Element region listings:

⁂

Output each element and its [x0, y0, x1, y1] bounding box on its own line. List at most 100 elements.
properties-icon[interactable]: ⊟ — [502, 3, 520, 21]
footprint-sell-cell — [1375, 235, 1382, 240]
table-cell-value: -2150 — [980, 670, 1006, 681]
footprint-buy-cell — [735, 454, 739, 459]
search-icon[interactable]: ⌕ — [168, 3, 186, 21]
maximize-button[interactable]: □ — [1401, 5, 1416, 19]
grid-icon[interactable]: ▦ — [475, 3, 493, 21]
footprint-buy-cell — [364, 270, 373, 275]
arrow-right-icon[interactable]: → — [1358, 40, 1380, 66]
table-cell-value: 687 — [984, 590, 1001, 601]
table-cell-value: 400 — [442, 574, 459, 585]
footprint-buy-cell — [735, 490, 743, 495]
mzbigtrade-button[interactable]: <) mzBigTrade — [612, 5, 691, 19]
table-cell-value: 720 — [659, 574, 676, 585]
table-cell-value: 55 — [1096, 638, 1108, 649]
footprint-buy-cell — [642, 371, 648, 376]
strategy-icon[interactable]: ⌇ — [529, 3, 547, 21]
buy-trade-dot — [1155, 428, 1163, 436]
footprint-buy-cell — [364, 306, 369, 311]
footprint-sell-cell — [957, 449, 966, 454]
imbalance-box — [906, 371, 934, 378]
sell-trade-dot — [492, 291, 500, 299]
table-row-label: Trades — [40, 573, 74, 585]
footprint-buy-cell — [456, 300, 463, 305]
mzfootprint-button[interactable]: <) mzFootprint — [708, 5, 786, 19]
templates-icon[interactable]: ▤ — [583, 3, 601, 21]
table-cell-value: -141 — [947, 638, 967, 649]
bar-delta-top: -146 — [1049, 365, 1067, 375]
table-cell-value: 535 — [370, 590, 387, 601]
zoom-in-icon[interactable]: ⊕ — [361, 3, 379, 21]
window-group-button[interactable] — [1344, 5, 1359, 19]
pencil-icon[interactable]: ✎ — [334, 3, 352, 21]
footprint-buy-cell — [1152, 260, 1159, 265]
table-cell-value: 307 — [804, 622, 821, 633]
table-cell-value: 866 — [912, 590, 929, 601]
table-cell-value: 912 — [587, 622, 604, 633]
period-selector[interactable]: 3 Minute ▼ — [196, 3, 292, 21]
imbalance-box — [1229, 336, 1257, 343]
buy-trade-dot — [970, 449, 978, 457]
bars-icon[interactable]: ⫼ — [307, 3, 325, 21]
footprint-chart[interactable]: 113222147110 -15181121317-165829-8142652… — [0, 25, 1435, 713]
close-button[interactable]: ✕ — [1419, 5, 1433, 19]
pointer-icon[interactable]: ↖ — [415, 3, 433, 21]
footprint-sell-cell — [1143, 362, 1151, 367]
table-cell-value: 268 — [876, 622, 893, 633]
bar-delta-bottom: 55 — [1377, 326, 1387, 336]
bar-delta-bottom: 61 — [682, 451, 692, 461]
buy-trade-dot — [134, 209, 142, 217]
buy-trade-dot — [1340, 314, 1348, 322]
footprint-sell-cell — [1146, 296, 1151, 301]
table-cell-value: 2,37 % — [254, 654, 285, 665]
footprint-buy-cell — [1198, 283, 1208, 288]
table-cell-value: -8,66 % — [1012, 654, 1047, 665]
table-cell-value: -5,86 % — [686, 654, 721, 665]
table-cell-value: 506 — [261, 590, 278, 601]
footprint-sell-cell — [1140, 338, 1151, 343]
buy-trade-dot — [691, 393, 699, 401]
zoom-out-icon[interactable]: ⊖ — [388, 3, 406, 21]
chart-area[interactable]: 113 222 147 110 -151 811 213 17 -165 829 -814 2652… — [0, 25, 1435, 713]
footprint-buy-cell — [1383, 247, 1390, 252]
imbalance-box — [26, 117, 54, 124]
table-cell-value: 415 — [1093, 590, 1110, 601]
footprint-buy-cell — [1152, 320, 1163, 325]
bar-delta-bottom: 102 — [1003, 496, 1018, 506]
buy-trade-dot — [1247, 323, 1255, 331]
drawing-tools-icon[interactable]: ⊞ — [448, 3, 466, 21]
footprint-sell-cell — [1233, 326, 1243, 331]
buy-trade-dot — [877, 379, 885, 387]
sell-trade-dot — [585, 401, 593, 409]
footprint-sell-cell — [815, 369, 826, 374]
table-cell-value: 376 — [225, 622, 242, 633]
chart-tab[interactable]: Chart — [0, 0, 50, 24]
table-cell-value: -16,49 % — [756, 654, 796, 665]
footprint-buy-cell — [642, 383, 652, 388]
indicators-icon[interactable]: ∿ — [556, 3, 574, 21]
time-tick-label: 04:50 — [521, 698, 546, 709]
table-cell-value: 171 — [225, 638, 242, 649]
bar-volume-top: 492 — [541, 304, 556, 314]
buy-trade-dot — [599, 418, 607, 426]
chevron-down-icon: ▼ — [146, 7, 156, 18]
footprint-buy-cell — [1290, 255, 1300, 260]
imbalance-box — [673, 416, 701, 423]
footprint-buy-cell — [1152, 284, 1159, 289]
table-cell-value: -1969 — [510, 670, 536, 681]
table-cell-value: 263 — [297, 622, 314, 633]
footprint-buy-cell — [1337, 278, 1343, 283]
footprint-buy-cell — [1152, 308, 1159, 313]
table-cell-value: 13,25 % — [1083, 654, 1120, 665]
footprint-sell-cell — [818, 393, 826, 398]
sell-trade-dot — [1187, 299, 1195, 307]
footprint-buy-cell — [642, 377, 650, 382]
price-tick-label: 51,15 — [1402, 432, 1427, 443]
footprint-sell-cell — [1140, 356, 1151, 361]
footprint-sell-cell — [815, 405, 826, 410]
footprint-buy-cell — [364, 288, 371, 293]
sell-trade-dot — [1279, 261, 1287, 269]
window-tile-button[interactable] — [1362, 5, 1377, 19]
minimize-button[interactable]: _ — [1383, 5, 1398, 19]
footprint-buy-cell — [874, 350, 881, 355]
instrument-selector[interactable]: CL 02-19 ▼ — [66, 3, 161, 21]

⁂

REQUEST: Could you edit the records above so that every "footprint-buy-cell" becomes "footprint-bid-cell", with nothing else changed?

THE RESULT:
Output each element and its [x0, y0, x1, y1] bounding box on its own line. List at most 100 elements.
properties-icon[interactable]: ⊟ — [502, 3, 520, 21]
footprint-sell-cell — [1375, 235, 1382, 240]
table-cell-value: -2150 — [980, 670, 1006, 681]
footprint-bid-cell — [735, 454, 739, 459]
search-icon[interactable]: ⌕ — [168, 3, 186, 21]
maximize-button[interactable]: □ — [1401, 5, 1416, 19]
grid-icon[interactable]: ▦ — [475, 3, 493, 21]
footprint-bid-cell — [364, 270, 373, 275]
arrow-right-icon[interactable]: → — [1358, 40, 1380, 66]
table-cell-value: 687 — [984, 590, 1001, 601]
table-cell-value: 400 — [442, 574, 459, 585]
footprint-bid-cell — [735, 490, 743, 495]
mzbigtrade-button[interactable]: <) mzBigTrade — [612, 5, 691, 19]
table-cell-value: 720 — [659, 574, 676, 585]
table-cell-value: 55 — [1096, 638, 1108, 649]
footprint-bid-cell — [642, 371, 648, 376]
strategy-icon[interactable]: ⌇ — [529, 3, 547, 21]
buy-trade-dot — [1155, 428, 1163, 436]
footprint-bid-cell — [364, 306, 369, 311]
footprint-sell-cell — [957, 449, 966, 454]
imbalance-box — [906, 371, 934, 378]
sell-trade-dot — [492, 291, 500, 299]
table-row-label: Trades — [40, 573, 74, 585]
footprint-bid-cell — [456, 300, 463, 305]
mzfootprint-button[interactable]: <) mzFootprint — [708, 5, 786, 19]
templates-icon[interactable]: ▤ — [583, 3, 601, 21]
table-cell-value: -141 — [947, 638, 967, 649]
bar-delta-top: -146 — [1049, 365, 1067, 375]
table-cell-value: 535 — [370, 590, 387, 601]
zoom-in-icon[interactable]: ⊕ — [361, 3, 379, 21]
window-group-button[interactable] — [1344, 5, 1359, 19]
pencil-icon[interactable]: ✎ — [334, 3, 352, 21]
footprint-bid-cell — [1152, 260, 1159, 265]
table-cell-value: 307 — [804, 622, 821, 633]
table-cell-value: 866 — [912, 590, 929, 601]
table-cell-value: 912 — [587, 622, 604, 633]
period-selector[interactable]: 3 Minute ▼ — [196, 3, 292, 21]
imbalance-box — [1229, 336, 1257, 343]
buy-trade-dot — [970, 449, 978, 457]
bars-icon[interactable]: ⫼ — [307, 3, 325, 21]
footprint-chart[interactable]: 113222147110 -15181121317-165829-8142652… — [0, 25, 1435, 713]
close-button[interactable]: ✕ — [1419, 5, 1433, 19]
pointer-icon[interactable]: ↖ — [415, 3, 433, 21]
footprint-sell-cell — [1143, 362, 1151, 367]
table-cell-value: 268 — [876, 622, 893, 633]
bar-delta-bottom: 55 — [1377, 326, 1387, 336]
bar-delta-bottom: 61 — [682, 451, 692, 461]
buy-trade-dot — [134, 209, 142, 217]
buy-trade-dot — [1340, 314, 1348, 322]
footprint-sell-cell — [1146, 296, 1151, 301]
table-cell-value: 2,37 % — [254, 654, 285, 665]
footprint-bid-cell — [1198, 283, 1208, 288]
table-cell-value: -8,66 % — [1012, 654, 1047, 665]
table-cell-value: -5,86 % — [686, 654, 721, 665]
table-cell-value: 506 — [261, 590, 278, 601]
footprint-sell-cell — [1140, 338, 1151, 343]
buy-trade-dot — [691, 393, 699, 401]
zoom-out-icon[interactable]: ⊖ — [388, 3, 406, 21]
chart-area[interactable]: 113 222 147 110 -151 811 213 17 -165 829 -814 2652… — [0, 25, 1435, 713]
footprint-bid-cell — [1383, 247, 1390, 252]
imbalance-box — [26, 117, 54, 124]
table-cell-value: 415 — [1093, 590, 1110, 601]
footprint-bid-cell — [1152, 320, 1163, 325]
bar-delta-bottom: 102 — [1003, 496, 1018, 506]
buy-trade-dot — [1247, 323, 1255, 331]
drawing-tools-icon[interactable]: ⊞ — [448, 3, 466, 21]
footprint-sell-cell — [1233, 326, 1243, 331]
buy-trade-dot — [877, 379, 885, 387]
sell-trade-dot — [585, 401, 593, 409]
footprint-sell-cell — [815, 369, 826, 374]
table-cell-value: 376 — [225, 622, 242, 633]
chart-tab[interactable]: Chart — [0, 0, 50, 24]
table-cell-value: -16,49 % — [756, 654, 796, 665]
footprint-bid-cell — [642, 383, 652, 388]
indicators-icon[interactable]: ∿ — [556, 3, 574, 21]
time-tick-label: 04:50 — [521, 698, 546, 709]
table-cell-value: 171 — [225, 638, 242, 649]
bar-volume-top: 492 — [541, 304, 556, 314]
buy-trade-dot — [599, 418, 607, 426]
chevron-down-icon: ▼ — [146, 7, 156, 18]
footprint-bid-cell — [1290, 255, 1300, 260]
imbalance-box — [673, 416, 701, 423]
footprint-bid-cell — [1152, 284, 1159, 289]
table-cell-value: -1969 — [510, 670, 536, 681]
table-cell-value: 263 — [297, 622, 314, 633]
footprint-bid-cell — [1337, 278, 1343, 283]
footprint-bid-cell — [1152, 308, 1159, 313]
table-cell-value: 13,25 % — [1083, 654, 1120, 665]
footprint-sell-cell — [818, 393, 826, 398]
sell-trade-dot — [1187, 299, 1195, 307]
footprint-bid-cell — [642, 377, 650, 382]
price-tick-label: 51,15 — [1402, 432, 1427, 443]
footprint-sell-cell — [1140, 356, 1151, 361]
footprint-sell-cell — [815, 405, 826, 410]
footprint-bid-cell — [364, 288, 371, 293]
sell-trade-dot — [1279, 261, 1287, 269]
window-tile-button[interactable] — [1362, 5, 1377, 19]
minimize-button[interactable]: _ — [1383, 5, 1398, 19]
footprint-bid-cell — [874, 350, 881, 355]
instrument-selector[interactable]: CL 02-19 ▼ — [66, 3, 161, 21]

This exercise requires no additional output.